[Start of Dataset]

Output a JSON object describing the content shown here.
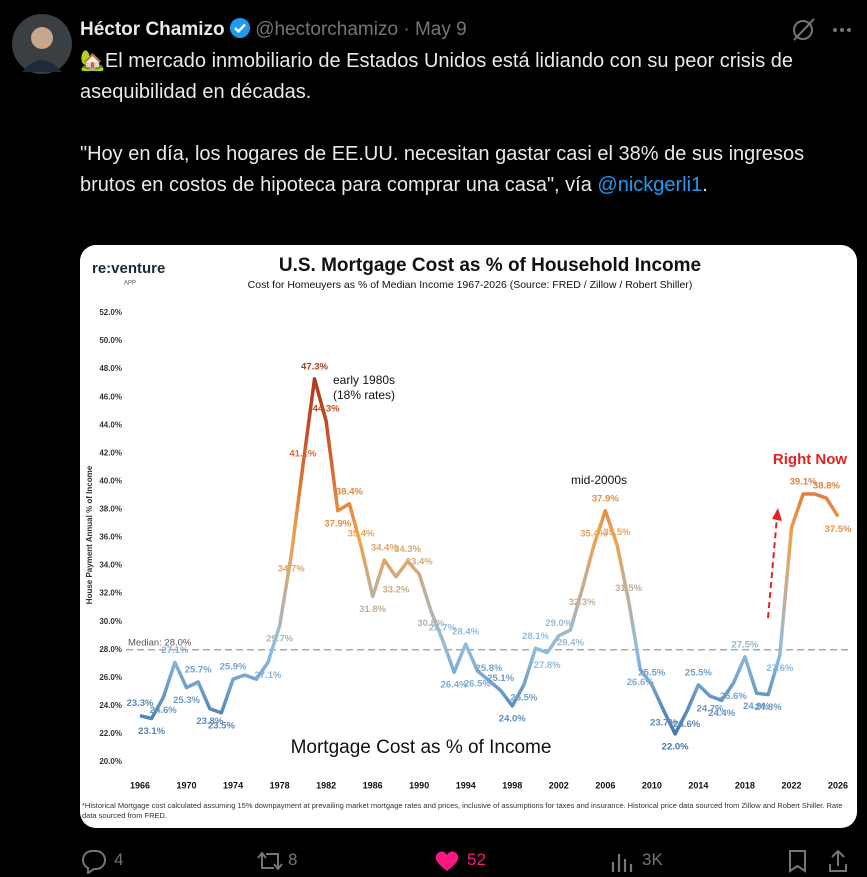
{
  "tweet": {
    "author": "Héctor Chamizo",
    "handle": "@hectorchamizo",
    "separator": "·",
    "date": "May 9",
    "paragraph_1": "🏡El mercado inmobiliario de Estados Unidos está lidiando con su peor crisis de asequibilidad en décadas.",
    "paragraph_2": "\"Hoy en día, los hogares de EE.UU. necesitan gastar casi el 38% de sus ingresos brutos en costos de hipoteca para comprar una casa\", vía ",
    "mention": "@nickgerli1",
    "end": ".",
    "replies": "4",
    "reposts": "8",
    "likes": "52",
    "views": "3K"
  },
  "chart_data": {
    "type": "line",
    "logo": "re:venture",
    "logo_sub": "APP",
    "title": "U.S. Mortgage Cost as % of Household Income",
    "subtitle": "Cost for Homeuyers as % of Median Income 1967-2026 (Source: FRED / Zillow / Robert Shiller)",
    "y_label": "House Payment Annual % of Income",
    "footnote": "*Historical Mortgage cost calculated assuming 15% downpayment at prevailing market mortgage rates and prices, inclusive of assumptions for taxes and insurance. Historical price data sourced from Zillow and Robert Shiller. Rate data sourced from FRED.",
    "annotations": [
      "early 1980s",
      "(18% rates)",
      "mid-2000s",
      "Right Now"
    ],
    "median": {
      "value": 28,
      "label": "Median: 28.0%"
    },
    "x": [
      1966,
      1967,
      1968,
      1969,
      1970,
      1971,
      1972,
      1973,
      1974,
      1975,
      1976,
      1977,
      1978,
      1979,
      1980,
      1981,
      1982,
      1983,
      1984,
      1985,
      1986,
      1987,
      1988,
      1989,
      1990,
      1991,
      1992,
      1993,
      1994,
      1995,
      1996,
      1997,
      1998,
      1999,
      2000,
      2001,
      2002,
      2003,
      2004,
      2005,
      2006,
      2007,
      2008,
      2009,
      2010,
      2011,
      2012,
      2013,
      2014,
      2015,
      2016,
      2017,
      2018,
      2019,
      2020,
      2021,
      2022,
      2023,
      2024,
      2025,
      2026
    ],
    "series": [
      {
        "name": "Mortgage Cost as % of Income",
        "colors": [
          "#2f5f98",
          "#8fbde0",
          "#f0a24e",
          "#c24a24",
          "#8e2414"
        ],
        "values": [
          23.3,
          23.1,
          24.6,
          27.1,
          25.3,
          25.7,
          23.8,
          23.5,
          25.9,
          26.2,
          25.9,
          27.1,
          29.7,
          34.7,
          41.1,
          47.3,
          44.3,
          37.9,
          38.4,
          35.4,
          31.8,
          34.4,
          33.2,
          34.3,
          33.4,
          30.8,
          28.7,
          26.4,
          28.4,
          26.5,
          25.8,
          25.1,
          24.0,
          25.5,
          28.1,
          27.8,
          29.0,
          29.4,
          32.3,
          35.4,
          37.9,
          35.5,
          31.5,
          26.6,
          25.5,
          23.7,
          22.0,
          23.6,
          25.5,
          24.7,
          24.4,
          25.6,
          27.5,
          24.9,
          24.8,
          27.6,
          36.7,
          39.1,
          39.1,
          38.8,
          37.5
        ],
        "value_labels": [
          "23.3%",
          "23.1%",
          "24.6%",
          "27.1%",
          "25.3%",
          "25.7%",
          "23.8%",
          "23.5%",
          "25.9%",
          null,
          null,
          "27.1%",
          "29.7%",
          "34.7%",
          "41.1%",
          "47.3%",
          "44.3%",
          "37.9%",
          "38.4%",
          "35.4%",
          "31.8%",
          "34.4%",
          "33.2%",
          "34.3%",
          "33.4%",
          "30.8%",
          "28.7%",
          "26.4%",
          "28.4%",
          "26.5%",
          "25.8%",
          "25.1%",
          "24.0%",
          "25.5%",
          "28.1%",
          "27.8%",
          "29.0%",
          "29.4%",
          "32.3%",
          "35.4%",
          "37.9%",
          "35.5%",
          "31.5%",
          "26.6%",
          "25.5%",
          "23.7%",
          "22.0%",
          "23.6%",
          "25.5%",
          "24.7%",
          "24.4%",
          "25.6%",
          "27.5%",
          "24.9%",
          "24.8%",
          "27.6%",
          null,
          "39.1%",
          null,
          "38.8%",
          "37.5%"
        ]
      }
    ],
    "xlim": [
      1966,
      2026
    ],
    "xticks": [
      1966,
      1970,
      1974,
      1978,
      1982,
      1986,
      1990,
      1994,
      1998,
      2002,
      2006,
      2010,
      2014,
      2018,
      2022,
      2026
    ],
    "ylim": [
      20,
      52
    ],
    "yticks": [
      {
        "value": 20,
        "label": "20.0%"
      },
      {
        "value": 22,
        "label": "22.0%"
      },
      {
        "value": 24,
        "label": "24.0%"
      },
      {
        "value": 26,
        "label": "26.0%"
      },
      {
        "value": 28,
        "label": "28.0%"
      },
      {
        "value": 30,
        "label": "30.0%"
      },
      {
        "value": 32,
        "label": "32.0%"
      },
      {
        "value": 34,
        "label": "34.0%"
      },
      {
        "value": 36,
        "label": "36.0%"
      },
      {
        "value": 38,
        "label": "38.0%"
      },
      {
        "value": 40,
        "label": "40.0%"
      },
      {
        "value": 42,
        "label": "42.0%"
      },
      {
        "value": 44,
        "label": "44.0%"
      },
      {
        "value": 46,
        "label": "46.0%"
      },
      {
        "value": 48,
        "label": "48.0%"
      },
      {
        "value": 50,
        "label": "50.0%"
      },
      {
        "value": 52,
        "label": "52.0%"
      }
    ],
    "grid": false
  }
}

[End of Dataset]

--- Written exercise ---
Quote each record exactly as it stands, minus the pictures.

--- Right answer ---
Output a JSON object describing the content shown here.
{
  "tweet": {
    "author": "Héctor Chamizo",
    "handle": "@hectorchamizo",
    "separator": "·",
    "date": "May 9",
    "paragraph_1": "🏡El mercado inmobiliario de Estados Unidos está lidiando con su peor crisis de asequibilidad en décadas.",
    "paragraph_2": "\"Hoy en día, los hogares de EE.UU. necesitan gastar casi el 38% de sus ingresos brutos en costos de hipoteca para comprar una casa\", vía ",
    "mention": "@nickgerli1",
    "end": ".",
    "replies": "4",
    "reposts": "8",
    "likes": "52",
    "views": "3K"
  },
  "chart_data": {
    "type": "line",
    "logo": "re:venture",
    "logo_sub": "APP",
    "title": "U.S. Mortgage Cost as % of Household Income",
    "subtitle": "Cost for Homeuyers as % of Median Income 1967-2026 (Source: FRED / Zillow / Robert Shiller)",
    "y_label": "House Payment Annual % of Income",
    "footnote": "*Historical Mortgage cost calculated assuming 15% downpayment at prevailing market mortgage rates and prices, inclusive of assumptions for taxes and insurance. Historical price data sourced from Zillow and Robert Shiller. Rate data sourced from FRED.",
    "annotations": [
      "early 1980s",
      "(18% rates)",
      "mid-2000s",
      "Right Now"
    ],
    "median": {
      "value": 28,
      "label": "Median: 28.0%"
    },
    "x": [
      1966,
      1967,
      1968,
      1969,
      1970,
      1971,
      1972,
      1973,
      1974,
      1975,
      1976,
      1977,
      1978,
      1979,
      1980,
      1981,
      1982,
      1983,
      1984,
      1985,
      1986,
      1987,
      1988,
      1989,
      1990,
      1991,
      1992,
      1993,
      1994,
      1995,
      1996,
      1997,
      1998,
      1999,
      2000,
      2001,
      2002,
      2003,
      2004,
      2005,
      2006,
      2007,
      2008,
      2009,
      2010,
      2011,
      2012,
      2013,
      2014,
      2015,
      2016,
      2017,
      2018,
      2019,
      2020,
      2021,
      2022,
      2023,
      2024,
      2025,
      2026
    ],
    "series": [
      {
        "name": "Mortgage Cost as % of Income",
        "colors": [
          "#2f5f98",
          "#8fbde0",
          "#f0a24e",
          "#c24a24",
          "#8e2414"
        ],
        "values": [
          23.3,
          23.1,
          24.6,
          27.1,
          25.3,
          25.7,
          23.8,
          23.5,
          25.9,
          26.2,
          25.9,
          27.1,
          29.7,
          34.7,
          41.1,
          47.3,
          44.3,
          37.9,
          38.4,
          35.4,
          31.8,
          34.4,
          33.2,
          34.3,
          33.4,
          30.8,
          28.7,
          26.4,
          28.4,
          26.5,
          25.8,
          25.1,
          24.0,
          25.5,
          28.1,
          27.8,
          29.0,
          29.4,
          32.3,
          35.4,
          37.9,
          35.5,
          31.5,
          26.6,
          25.5,
          23.7,
          22.0,
          23.6,
          25.5,
          24.7,
          24.4,
          25.6,
          27.5,
          24.9,
          24.8,
          27.6,
          36.7,
          39.1,
          39.1,
          38.8,
          37.5
        ],
        "value_labels": [
          "23.3%",
          "23.1%",
          "24.6%",
          "27.1%",
          "25.3%",
          "25.7%",
          "23.8%",
          "23.5%",
          "25.9%",
          null,
          null,
          "27.1%",
          "29.7%",
          "34.7%",
          "41.1%",
          "47.3%",
          "44.3%",
          "37.9%",
          "38.4%",
          "35.4%",
          "31.8%",
          "34.4%",
          "33.2%",
          "34.3%",
          "33.4%",
          "30.8%",
          "28.7%",
          "26.4%",
          "28.4%",
          "26.5%",
          "25.8%",
          "25.1%",
          "24.0%",
          "25.5%",
          "28.1%",
          "27.8%",
          "29.0%",
          "29.4%",
          "32.3%",
          "35.4%",
          "37.9%",
          "35.5%",
          "31.5%",
          "26.6%",
          "25.5%",
          "23.7%",
          "22.0%",
          "23.6%",
          "25.5%",
          "24.7%",
          "24.4%",
          "25.6%",
          "27.5%",
          "24.9%",
          "24.8%",
          "27.6%",
          null,
          "39.1%",
          null,
          "38.8%",
          "37.5%"
        ]
      }
    ],
    "xlim": [
      1966,
      2026
    ],
    "xticks": [
      1966,
      1970,
      1974,
      1978,
      1982,
      1986,
      1990,
      1994,
      1998,
      2002,
      2006,
      2010,
      2014,
      2018,
      2022,
      2026
    ],
    "ylim": [
      20,
      52
    ],
    "yticks": [
      {
        "value": 20,
        "label": "20.0%"
      },
      {
        "value": 22,
        "label": "22.0%"
      },
      {
        "value": 24,
        "label": "24.0%"
      },
      {
        "value": 26,
        "label": "26.0%"
      },
      {
        "value": 28,
        "label": "28.0%"
      },
      {
        "value": 30,
        "label": "30.0%"
      },
      {
        "value": 32,
        "label": "32.0%"
      },
      {
        "value": 34,
        "label": "34.0%"
      },
      {
        "value": 36,
        "label": "36.0%"
      },
      {
        "value": 38,
        "label": "38.0%"
      },
      {
        "value": 40,
        "label": "40.0%"
      },
      {
        "value": 42,
        "label": "42.0%"
      },
      {
        "value": 44,
        "label": "44.0%"
      },
      {
        "value": 46,
        "label": "46.0%"
      },
      {
        "value": 48,
        "label": "48.0%"
      },
      {
        "value": 50,
        "label": "50.0%"
      },
      {
        "value": 52,
        "label": "52.0%"
      }
    ],
    "grid": false
  }
}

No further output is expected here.